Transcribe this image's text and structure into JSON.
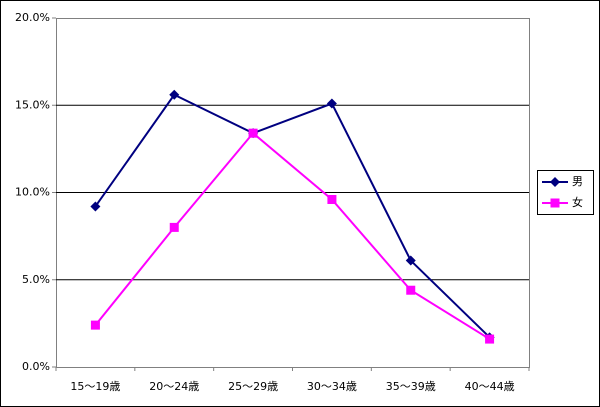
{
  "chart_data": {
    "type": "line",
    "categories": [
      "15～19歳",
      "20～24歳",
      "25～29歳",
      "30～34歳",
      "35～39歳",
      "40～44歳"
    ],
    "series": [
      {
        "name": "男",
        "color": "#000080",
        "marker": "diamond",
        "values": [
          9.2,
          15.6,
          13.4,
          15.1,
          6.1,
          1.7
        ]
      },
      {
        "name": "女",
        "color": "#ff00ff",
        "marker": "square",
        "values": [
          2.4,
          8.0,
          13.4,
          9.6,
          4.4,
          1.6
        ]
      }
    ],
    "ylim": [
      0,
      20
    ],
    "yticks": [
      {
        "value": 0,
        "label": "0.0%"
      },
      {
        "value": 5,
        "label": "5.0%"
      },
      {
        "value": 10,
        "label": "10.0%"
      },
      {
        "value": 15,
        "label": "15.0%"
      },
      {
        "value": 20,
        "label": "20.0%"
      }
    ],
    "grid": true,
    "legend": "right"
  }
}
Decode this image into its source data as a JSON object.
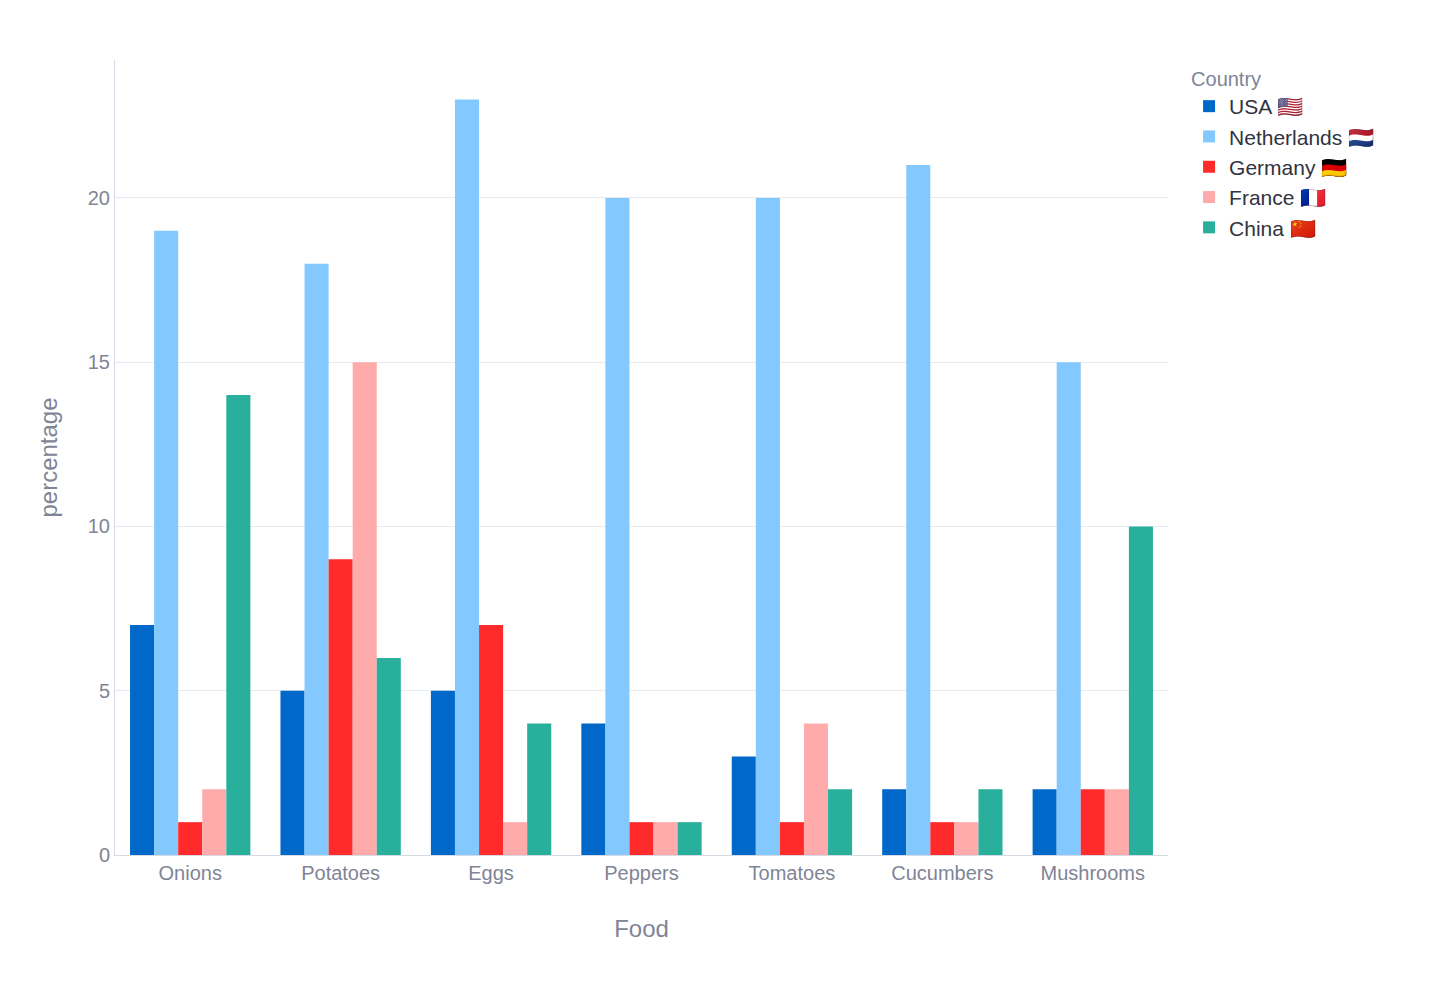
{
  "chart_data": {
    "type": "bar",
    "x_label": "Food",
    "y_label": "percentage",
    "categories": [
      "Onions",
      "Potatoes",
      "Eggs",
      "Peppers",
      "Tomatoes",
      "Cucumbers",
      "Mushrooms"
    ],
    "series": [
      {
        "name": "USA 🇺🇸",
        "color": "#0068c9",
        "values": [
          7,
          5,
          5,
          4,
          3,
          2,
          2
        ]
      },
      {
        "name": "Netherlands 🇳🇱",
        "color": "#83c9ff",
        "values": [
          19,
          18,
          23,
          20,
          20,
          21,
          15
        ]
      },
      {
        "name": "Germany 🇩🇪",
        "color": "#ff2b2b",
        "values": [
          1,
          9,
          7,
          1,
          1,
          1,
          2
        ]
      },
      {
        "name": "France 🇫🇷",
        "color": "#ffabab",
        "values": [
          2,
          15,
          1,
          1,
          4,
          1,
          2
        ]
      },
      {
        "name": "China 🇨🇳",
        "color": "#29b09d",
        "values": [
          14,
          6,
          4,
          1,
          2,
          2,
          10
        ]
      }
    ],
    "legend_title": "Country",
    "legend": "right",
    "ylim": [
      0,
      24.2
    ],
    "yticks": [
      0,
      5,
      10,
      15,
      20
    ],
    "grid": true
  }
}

■ ■ ■

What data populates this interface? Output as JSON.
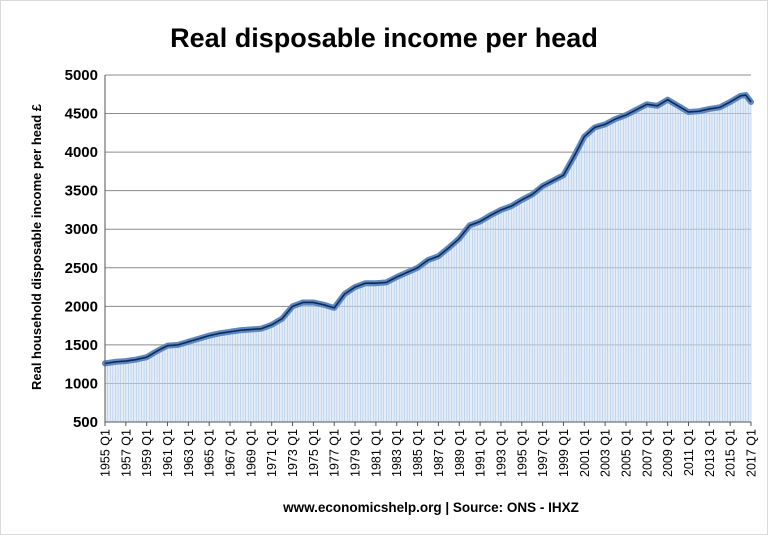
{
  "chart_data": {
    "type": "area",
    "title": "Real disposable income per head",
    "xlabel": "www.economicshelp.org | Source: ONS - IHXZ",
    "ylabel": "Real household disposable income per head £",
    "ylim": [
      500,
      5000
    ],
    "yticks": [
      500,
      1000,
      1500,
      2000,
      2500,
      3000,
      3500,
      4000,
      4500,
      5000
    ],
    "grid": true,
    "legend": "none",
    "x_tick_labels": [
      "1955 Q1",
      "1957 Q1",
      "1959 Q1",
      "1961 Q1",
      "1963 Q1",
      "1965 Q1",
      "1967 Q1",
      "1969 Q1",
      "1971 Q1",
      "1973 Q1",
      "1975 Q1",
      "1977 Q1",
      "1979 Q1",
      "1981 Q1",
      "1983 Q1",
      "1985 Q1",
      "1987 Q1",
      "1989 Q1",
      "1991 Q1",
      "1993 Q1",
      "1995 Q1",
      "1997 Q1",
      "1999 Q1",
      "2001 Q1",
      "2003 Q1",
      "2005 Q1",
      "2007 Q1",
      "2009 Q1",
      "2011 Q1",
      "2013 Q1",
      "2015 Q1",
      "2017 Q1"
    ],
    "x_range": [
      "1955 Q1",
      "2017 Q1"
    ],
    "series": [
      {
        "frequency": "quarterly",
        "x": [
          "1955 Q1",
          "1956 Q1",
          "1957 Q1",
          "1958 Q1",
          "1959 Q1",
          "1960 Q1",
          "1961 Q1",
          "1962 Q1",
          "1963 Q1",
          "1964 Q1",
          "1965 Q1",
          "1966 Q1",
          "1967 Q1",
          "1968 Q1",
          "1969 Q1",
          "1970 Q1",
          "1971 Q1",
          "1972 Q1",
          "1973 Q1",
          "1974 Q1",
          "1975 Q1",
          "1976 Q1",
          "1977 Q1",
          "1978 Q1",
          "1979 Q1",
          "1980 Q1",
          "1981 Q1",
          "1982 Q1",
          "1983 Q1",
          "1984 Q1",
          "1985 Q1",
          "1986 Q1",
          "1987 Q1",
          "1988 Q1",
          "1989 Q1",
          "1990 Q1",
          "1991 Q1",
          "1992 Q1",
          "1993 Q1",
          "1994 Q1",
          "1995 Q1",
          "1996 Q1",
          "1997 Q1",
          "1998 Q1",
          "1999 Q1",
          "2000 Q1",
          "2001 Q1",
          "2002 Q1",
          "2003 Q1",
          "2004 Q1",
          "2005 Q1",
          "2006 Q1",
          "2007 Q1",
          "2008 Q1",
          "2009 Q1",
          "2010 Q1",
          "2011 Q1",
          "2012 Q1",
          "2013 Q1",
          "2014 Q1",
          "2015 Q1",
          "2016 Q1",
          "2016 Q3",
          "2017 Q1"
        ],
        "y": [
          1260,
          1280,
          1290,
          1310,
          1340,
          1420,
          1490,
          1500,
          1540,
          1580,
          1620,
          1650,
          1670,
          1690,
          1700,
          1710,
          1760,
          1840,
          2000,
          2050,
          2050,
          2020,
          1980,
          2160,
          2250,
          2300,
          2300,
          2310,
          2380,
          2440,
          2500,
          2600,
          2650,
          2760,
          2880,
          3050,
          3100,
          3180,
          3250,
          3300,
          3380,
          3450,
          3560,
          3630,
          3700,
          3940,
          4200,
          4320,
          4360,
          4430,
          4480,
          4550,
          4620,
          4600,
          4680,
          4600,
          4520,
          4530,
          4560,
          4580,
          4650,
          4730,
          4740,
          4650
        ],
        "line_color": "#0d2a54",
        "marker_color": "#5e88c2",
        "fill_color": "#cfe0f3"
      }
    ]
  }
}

■ ■ ■

How many lines in the records above hold the word "name"? Give only the number.

__Final result__: 7